──────── Provided records ────────

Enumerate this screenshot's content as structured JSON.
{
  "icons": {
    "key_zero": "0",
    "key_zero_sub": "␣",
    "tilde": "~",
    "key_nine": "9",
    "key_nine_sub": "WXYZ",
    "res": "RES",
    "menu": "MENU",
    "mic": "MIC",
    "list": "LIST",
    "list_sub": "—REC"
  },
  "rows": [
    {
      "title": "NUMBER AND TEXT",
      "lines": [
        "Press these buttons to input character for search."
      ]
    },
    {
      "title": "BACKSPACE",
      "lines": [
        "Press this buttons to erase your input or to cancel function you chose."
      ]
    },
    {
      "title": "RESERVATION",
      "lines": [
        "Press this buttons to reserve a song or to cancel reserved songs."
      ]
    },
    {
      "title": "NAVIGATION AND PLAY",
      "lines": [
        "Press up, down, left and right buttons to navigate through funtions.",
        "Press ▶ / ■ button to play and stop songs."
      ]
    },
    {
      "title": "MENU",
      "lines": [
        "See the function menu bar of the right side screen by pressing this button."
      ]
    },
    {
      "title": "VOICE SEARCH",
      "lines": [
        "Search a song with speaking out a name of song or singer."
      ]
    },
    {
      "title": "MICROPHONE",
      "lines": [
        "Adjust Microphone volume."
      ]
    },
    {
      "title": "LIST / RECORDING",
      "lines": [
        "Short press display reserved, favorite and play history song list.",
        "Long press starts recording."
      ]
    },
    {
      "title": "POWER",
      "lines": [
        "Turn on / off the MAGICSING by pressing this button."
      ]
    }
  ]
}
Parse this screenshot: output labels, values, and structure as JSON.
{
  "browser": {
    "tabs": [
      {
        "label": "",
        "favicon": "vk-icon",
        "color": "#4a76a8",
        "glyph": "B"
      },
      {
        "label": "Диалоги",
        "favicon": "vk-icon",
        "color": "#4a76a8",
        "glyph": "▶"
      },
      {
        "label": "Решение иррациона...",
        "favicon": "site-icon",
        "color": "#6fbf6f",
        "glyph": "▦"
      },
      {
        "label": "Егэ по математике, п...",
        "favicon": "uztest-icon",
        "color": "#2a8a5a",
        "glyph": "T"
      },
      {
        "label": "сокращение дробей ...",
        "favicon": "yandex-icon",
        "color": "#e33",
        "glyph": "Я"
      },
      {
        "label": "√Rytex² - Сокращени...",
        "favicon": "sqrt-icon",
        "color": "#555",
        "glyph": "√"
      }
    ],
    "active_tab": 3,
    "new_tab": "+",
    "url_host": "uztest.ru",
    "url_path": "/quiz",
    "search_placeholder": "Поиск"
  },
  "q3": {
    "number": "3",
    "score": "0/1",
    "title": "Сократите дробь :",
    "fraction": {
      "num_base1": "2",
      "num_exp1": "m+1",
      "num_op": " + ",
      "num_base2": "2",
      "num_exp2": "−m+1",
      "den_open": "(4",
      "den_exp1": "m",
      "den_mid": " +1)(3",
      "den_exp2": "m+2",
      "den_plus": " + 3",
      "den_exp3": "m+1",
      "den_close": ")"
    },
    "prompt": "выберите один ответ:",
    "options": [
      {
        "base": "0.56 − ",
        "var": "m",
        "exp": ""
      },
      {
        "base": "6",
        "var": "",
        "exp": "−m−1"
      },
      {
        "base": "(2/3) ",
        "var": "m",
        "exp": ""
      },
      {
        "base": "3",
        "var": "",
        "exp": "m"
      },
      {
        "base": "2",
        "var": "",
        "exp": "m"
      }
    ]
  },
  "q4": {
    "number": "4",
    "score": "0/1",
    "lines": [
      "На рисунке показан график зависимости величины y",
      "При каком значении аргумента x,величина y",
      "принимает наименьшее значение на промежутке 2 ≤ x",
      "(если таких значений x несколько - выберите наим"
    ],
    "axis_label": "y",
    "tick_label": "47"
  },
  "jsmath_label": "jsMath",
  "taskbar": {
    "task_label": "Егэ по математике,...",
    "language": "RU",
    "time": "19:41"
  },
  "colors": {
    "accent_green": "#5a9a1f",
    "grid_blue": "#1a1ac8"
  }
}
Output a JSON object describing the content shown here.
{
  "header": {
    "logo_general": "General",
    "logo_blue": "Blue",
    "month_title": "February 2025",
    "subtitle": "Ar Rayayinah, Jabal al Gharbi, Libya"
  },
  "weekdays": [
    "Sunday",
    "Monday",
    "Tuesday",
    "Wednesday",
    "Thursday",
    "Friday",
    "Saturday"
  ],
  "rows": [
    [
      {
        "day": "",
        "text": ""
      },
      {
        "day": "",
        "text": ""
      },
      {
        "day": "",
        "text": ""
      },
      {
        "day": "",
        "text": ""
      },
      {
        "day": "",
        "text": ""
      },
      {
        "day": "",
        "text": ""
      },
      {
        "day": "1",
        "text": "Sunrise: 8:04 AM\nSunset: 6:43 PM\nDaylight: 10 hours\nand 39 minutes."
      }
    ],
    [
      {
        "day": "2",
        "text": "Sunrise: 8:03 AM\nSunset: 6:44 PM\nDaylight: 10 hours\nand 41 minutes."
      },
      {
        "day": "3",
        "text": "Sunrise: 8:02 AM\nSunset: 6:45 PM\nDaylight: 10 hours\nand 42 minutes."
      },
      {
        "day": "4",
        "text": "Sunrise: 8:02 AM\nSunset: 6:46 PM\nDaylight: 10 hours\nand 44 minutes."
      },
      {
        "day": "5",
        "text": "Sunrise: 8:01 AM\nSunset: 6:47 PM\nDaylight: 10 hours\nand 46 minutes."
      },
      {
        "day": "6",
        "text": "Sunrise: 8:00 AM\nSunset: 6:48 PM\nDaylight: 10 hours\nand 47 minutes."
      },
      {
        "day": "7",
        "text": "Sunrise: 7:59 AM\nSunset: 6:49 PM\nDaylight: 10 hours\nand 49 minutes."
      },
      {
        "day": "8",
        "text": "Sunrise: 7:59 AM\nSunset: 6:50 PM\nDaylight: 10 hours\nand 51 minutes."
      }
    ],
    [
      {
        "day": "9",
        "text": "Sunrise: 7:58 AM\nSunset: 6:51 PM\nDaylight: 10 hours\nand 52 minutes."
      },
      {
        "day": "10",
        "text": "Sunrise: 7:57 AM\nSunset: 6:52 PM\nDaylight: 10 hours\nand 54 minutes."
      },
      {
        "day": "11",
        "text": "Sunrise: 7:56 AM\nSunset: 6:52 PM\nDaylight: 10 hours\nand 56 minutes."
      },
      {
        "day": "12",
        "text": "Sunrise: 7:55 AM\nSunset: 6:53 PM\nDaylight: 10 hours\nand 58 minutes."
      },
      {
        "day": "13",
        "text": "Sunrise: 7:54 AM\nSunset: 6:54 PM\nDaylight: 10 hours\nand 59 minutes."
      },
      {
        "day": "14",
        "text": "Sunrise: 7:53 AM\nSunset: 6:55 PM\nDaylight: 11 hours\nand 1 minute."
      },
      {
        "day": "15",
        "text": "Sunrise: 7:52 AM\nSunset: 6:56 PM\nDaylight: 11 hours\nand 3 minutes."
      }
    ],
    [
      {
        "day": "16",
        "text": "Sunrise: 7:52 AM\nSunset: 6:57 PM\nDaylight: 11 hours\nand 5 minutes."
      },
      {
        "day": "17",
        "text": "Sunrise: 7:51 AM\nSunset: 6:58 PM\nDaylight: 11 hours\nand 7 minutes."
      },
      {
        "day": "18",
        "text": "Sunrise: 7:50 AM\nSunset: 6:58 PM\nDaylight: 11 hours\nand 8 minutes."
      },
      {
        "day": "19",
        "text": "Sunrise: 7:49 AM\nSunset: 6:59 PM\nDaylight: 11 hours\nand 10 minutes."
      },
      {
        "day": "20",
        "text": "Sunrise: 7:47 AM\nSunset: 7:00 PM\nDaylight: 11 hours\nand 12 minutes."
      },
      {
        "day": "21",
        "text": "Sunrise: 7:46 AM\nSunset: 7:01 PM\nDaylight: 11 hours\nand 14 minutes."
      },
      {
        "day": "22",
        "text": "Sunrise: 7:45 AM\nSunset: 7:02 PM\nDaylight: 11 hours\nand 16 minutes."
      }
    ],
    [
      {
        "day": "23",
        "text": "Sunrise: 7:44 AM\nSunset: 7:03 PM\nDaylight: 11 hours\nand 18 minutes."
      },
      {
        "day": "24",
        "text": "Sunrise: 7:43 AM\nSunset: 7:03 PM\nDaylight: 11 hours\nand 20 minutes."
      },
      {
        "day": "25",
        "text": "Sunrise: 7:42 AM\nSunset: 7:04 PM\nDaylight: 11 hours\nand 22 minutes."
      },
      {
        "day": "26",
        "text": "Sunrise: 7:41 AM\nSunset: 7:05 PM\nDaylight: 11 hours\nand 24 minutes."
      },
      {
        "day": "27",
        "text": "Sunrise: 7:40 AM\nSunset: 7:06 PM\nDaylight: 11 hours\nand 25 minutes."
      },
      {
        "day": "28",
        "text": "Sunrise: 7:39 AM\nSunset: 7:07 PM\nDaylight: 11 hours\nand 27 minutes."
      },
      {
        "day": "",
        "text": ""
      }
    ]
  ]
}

────────

## Exercise:
Look through the material above. Copy each line where the word "JSON" appears.

## Task response:
Enumerate this screenshot's content as structured JSON.
Parse this screenshot: output labels, values, and structure as JSON.
Output a JSON object describing the content shown here.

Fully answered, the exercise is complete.